> **Task statement**: Check each line for the string "target" and give only the count of lines that have it.

> **Records for the task**:
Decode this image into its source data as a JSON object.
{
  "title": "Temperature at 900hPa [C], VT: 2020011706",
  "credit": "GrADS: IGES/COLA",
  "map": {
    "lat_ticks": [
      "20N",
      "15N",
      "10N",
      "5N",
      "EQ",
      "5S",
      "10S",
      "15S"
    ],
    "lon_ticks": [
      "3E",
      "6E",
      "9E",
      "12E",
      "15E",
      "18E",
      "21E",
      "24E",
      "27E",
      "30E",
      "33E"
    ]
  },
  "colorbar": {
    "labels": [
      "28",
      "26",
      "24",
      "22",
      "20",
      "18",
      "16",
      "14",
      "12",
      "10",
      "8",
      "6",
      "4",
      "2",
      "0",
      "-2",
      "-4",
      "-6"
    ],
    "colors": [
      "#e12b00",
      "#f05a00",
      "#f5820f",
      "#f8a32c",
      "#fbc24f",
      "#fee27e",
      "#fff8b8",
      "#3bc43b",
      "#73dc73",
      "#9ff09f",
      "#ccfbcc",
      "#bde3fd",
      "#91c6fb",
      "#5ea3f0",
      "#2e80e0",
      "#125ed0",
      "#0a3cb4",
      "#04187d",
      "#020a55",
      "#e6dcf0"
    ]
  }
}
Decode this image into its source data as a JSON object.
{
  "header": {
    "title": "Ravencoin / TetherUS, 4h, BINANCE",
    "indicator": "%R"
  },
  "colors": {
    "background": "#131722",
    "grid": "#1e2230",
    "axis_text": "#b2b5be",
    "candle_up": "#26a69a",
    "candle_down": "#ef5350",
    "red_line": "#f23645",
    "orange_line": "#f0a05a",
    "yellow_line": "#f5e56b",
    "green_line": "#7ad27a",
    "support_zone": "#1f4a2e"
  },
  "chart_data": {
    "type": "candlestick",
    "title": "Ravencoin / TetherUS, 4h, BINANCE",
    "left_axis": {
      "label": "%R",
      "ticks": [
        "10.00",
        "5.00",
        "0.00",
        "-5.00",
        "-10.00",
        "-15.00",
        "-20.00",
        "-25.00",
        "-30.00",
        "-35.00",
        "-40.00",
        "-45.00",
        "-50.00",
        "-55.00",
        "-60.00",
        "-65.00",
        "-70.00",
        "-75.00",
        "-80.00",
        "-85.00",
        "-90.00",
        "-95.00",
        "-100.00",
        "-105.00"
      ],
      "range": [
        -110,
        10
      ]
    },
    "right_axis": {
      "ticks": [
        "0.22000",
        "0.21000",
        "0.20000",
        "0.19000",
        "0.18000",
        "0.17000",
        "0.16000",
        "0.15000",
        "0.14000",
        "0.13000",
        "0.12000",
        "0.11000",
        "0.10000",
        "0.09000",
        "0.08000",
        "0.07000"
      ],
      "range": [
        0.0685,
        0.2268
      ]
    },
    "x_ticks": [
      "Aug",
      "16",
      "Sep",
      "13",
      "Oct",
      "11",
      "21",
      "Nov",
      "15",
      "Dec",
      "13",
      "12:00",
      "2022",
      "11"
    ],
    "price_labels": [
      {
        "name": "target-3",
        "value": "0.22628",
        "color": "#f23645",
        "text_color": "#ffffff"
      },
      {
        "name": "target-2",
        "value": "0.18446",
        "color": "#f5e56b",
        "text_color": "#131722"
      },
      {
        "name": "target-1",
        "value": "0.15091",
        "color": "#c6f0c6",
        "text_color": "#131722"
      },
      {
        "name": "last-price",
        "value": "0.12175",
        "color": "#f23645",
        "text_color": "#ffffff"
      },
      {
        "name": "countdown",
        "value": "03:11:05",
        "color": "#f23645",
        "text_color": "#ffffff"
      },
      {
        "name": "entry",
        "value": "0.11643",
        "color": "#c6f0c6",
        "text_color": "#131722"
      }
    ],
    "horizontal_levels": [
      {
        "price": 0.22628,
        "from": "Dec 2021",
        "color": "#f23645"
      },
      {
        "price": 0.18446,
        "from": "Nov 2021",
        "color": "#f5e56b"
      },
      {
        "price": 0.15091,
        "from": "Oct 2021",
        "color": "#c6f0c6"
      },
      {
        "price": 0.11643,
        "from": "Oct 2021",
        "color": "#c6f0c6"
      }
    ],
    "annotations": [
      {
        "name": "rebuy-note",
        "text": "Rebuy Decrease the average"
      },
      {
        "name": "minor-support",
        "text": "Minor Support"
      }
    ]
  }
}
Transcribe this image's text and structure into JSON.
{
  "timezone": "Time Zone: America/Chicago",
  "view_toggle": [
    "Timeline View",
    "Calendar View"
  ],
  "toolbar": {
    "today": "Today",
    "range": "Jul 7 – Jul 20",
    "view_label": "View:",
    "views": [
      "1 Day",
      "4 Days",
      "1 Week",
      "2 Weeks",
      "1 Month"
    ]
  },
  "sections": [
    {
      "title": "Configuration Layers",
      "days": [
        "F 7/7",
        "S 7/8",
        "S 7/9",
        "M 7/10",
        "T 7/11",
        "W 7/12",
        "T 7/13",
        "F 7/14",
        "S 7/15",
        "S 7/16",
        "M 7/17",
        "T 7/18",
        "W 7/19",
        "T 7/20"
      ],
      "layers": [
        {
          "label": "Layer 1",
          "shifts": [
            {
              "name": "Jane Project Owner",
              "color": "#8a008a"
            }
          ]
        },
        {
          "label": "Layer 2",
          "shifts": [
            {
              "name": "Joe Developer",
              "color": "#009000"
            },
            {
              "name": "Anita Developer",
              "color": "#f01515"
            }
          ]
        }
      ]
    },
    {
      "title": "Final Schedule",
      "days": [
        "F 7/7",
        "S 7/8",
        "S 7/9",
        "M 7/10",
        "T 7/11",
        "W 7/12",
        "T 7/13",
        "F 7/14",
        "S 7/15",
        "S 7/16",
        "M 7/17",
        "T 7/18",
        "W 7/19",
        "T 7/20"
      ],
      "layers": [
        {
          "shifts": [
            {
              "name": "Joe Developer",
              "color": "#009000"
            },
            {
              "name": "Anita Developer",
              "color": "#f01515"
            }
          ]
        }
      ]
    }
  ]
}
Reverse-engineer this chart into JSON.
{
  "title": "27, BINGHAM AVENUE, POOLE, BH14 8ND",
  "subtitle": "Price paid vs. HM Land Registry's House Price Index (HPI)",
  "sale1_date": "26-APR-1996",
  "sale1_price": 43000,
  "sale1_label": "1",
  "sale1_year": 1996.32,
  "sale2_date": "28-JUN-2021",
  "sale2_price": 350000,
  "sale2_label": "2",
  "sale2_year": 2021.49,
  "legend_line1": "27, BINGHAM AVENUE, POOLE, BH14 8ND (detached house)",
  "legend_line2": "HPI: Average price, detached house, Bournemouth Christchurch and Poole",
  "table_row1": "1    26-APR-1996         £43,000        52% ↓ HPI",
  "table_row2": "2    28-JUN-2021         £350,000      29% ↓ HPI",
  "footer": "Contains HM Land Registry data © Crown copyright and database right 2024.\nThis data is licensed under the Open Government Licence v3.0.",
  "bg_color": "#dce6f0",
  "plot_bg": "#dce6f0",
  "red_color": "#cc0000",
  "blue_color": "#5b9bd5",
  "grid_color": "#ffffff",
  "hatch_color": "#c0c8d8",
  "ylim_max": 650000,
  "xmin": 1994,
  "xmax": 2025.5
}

> **Response**: 3